#### What needs to be done
Reproduce the entire listing word for word.

---------- Data for the task

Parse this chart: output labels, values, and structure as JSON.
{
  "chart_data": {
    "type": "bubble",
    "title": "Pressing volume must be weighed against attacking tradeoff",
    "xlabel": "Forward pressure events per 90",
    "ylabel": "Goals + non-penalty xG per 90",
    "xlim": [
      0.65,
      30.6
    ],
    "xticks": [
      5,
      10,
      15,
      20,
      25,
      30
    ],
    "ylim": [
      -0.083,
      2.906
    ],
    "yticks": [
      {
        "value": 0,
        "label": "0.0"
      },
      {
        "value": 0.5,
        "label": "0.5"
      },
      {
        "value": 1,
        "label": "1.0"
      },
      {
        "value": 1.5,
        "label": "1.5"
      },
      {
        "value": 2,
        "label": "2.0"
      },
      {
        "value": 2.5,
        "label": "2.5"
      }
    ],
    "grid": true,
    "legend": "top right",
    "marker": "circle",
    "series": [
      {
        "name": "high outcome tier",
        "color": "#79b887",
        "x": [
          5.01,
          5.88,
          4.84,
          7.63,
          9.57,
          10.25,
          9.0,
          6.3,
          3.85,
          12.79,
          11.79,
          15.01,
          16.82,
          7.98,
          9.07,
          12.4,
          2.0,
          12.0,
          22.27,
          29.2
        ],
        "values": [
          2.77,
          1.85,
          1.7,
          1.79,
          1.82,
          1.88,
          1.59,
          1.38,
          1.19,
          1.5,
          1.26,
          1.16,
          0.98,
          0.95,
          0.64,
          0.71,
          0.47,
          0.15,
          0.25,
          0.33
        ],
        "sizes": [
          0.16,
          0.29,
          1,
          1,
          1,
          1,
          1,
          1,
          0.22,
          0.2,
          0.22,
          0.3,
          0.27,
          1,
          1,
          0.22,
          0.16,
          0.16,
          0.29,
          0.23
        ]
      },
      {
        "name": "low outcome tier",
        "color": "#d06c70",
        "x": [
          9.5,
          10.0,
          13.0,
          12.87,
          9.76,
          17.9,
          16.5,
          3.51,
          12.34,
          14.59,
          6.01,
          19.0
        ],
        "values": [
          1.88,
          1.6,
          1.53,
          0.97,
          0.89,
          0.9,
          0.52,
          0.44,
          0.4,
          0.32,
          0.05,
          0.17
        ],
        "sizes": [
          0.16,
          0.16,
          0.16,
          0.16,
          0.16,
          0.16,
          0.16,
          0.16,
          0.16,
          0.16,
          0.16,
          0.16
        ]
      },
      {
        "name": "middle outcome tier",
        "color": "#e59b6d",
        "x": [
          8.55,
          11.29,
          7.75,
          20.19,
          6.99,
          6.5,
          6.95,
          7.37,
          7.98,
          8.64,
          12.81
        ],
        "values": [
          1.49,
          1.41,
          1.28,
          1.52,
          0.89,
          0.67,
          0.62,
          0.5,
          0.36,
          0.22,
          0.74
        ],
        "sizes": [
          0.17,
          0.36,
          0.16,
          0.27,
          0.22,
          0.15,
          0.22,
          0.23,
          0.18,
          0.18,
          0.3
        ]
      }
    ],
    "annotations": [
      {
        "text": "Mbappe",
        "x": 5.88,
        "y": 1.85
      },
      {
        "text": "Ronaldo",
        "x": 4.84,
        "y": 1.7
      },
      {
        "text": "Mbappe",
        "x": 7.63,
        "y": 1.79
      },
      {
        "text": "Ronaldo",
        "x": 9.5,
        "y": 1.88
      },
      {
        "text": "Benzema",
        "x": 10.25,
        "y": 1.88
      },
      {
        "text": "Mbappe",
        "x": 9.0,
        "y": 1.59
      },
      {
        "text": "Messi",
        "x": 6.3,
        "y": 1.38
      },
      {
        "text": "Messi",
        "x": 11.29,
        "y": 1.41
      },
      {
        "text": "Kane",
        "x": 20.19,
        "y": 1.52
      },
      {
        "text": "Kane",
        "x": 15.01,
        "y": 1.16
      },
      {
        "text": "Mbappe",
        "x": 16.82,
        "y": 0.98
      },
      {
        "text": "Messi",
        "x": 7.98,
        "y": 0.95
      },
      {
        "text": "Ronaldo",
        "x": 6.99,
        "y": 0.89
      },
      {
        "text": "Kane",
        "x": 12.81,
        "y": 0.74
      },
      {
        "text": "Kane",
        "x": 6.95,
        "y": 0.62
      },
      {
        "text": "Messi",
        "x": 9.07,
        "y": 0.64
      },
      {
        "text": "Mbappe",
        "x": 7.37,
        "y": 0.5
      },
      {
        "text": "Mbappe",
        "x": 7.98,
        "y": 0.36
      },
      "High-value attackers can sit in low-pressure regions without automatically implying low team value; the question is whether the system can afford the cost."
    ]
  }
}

--------------------

#### Exercise result
Parse this chart: output labels, values, and structure as JSON.
{
  "chart_data": {
    "type": "bubble",
    "title": "Pressing volume must be weighed against attacking tradeoff",
    "xlabel": "Forward pressure events per 90",
    "ylabel": "Goals + non-penalty xG per 90",
    "xlim": [
      0.65,
      30.6
    ],
    "xticks": [
      5,
      10,
      15,
      20,
      25,
      30
    ],
    "ylim": [
      -0.083,
      2.906
    ],
    "yticks": [
      {
        "value": 0,
        "label": "0.0"
      },
      {
        "value": 0.5,
        "label": "0.5"
      },
      {
        "value": 1,
        "label": "1.0"
      },
      {
        "value": 1.5,
        "label": "1.5"
      },
      {
        "value": 2,
        "label": "2.0"
      },
      {
        "value": 2.5,
        "label": "2.5"
      }
    ],
    "grid": true,
    "legend": "top right",
    "marker": "circle",
    "series": [
      {
        "name": "high outcome tier",
        "color": "#79b887",
        "x": [
          5.01,
          5.88,
          4.84,
          7.63,
          9.57,
          10.25,
          9.0,
          6.3,
          3.85,
          12.79,
          11.79,
          15.01,
          16.82,
          7.98,
          9.07,
          12.4,
          2.0,
          12.0,
          22.27,
          29.2
        ],
        "values": [
          2.77,
          1.85,
          1.7,
          1.79,
          1.82,
          1.88,
          1.59,
          1.38,
          1.19,
          1.5,
          1.26,
          1.16,
          0.98,
          0.95,
          0.64,
          0.71,
          0.47,
          0.15,
          0.25,
          0.33
        ],
        "sizes": [
          0.16,
          0.29,
          1,
          1,
          1,
          1,
          1,
          1,
          0.22,
          0.2,
          0.22,
          0.3,
          0.27,
          1,
          1,
          0.22,
          0.16,
          0.16,
          0.29,
          0.23
        ]
      },
      {
        "name": "low outcome tier",
        "color": "#d06c70",
        "x": [
          9.5,
          10.0,
          13.0,
          12.87,
          9.76,
          17.9,
          16.5,
          3.51,
          12.34,
          14.59,
          6.01,
          19.0
        ],
        "values": [
          1.88,
          1.6,
          1.53,
          0.97,
          0.89,
          0.9,
          0.52,
          0.44,
          0.4,
          0.32,
          0.05,
          0.17
        ],
        "sizes": [
          0.16,
          0.16,
          0.16,
          0.16,
          0.16,
          0.16,
          0.16,
          0.16,
          0.16,
          0.16,
          0.16,
          0.16
        ]
      },
      {
        "name": "middle outcome tier",
        "color": "#e59b6d",
        "x": [
          8.55,
          11.29,
          7.75,
          20.19,
          6.99,
          6.5,
          6.95,
          7.37,
          7.98,
          8.64,
          12.81
        ],
        "values": [
          1.49,
          1.41,
          1.28,
          1.52,
          0.89,
          0.67,
          0.62,
          0.5,
          0.36,
          0.22,
          0.74
        ],
        "sizes": [
          0.17,
          0.36,
          0.16,
          0.27,
          0.22,
          0.15,
          0.22,
          0.23,
          0.18,
          0.18,
          0.3
        ]
      }
    ],
    "annotations": [
      {
        "text": "Mbappe",
        "x": 5.88,
        "y": 1.85
      },
      {
        "text": "Ronaldo",
        "x": 4.84,
        "y": 1.7
      },
      {
        "text": "Mbappe",
        "x": 7.63,
        "y": 1.79
      },
      {
        "text": "Ronaldo",
        "x": 9.5,
        "y": 1.88
      },
      {
        "text": "Benzema",
        "x": 10.25,
        "y": 1.88
      },
      {
        "text": "Mbappe",
        "x": 9.0,
        "y": 1.59
      },
      {
        "text": "Messi",
        "x": 6.3,
        "y": 1.38
      },
      {
        "text": "Messi",
        "x": 11.29,
        "y": 1.41
      },
      {
        "text": "Kane",
        "x": 20.19,
        "y": 1.52
      },
      {
        "text": "Kane",
        "x": 15.01,
        "y": 1.16
      },
      {
        "text": "Mbappe",
        "x": 16.82,
        "y": 0.98
      },
      {
        "text": "Messi",
        "x": 7.98,
        "y": 0.95
      },
      {
        "text": "Ronaldo",
        "x": 6.99,
        "y": 0.89
      },
      {
        "text": "Kane",
        "x": 12.81,
        "y": 0.74
      },
      {
        "text": "Kane",
        "x": 6.95,
        "y": 0.62
      },
      {
        "text": "Messi",
        "x": 9.07,
        "y": 0.64
      },
      {
        "text": "Mbappe",
        "x": 7.37,
        "y": 0.5
      },
      {
        "text": "Mbappe",
        "x": 7.98,
        "y": 0.36
      },
      "High-value attackers can sit in low-pressure regions without automatically implying low team value; the question is whether the system can afford the cost."
    ]
  }
}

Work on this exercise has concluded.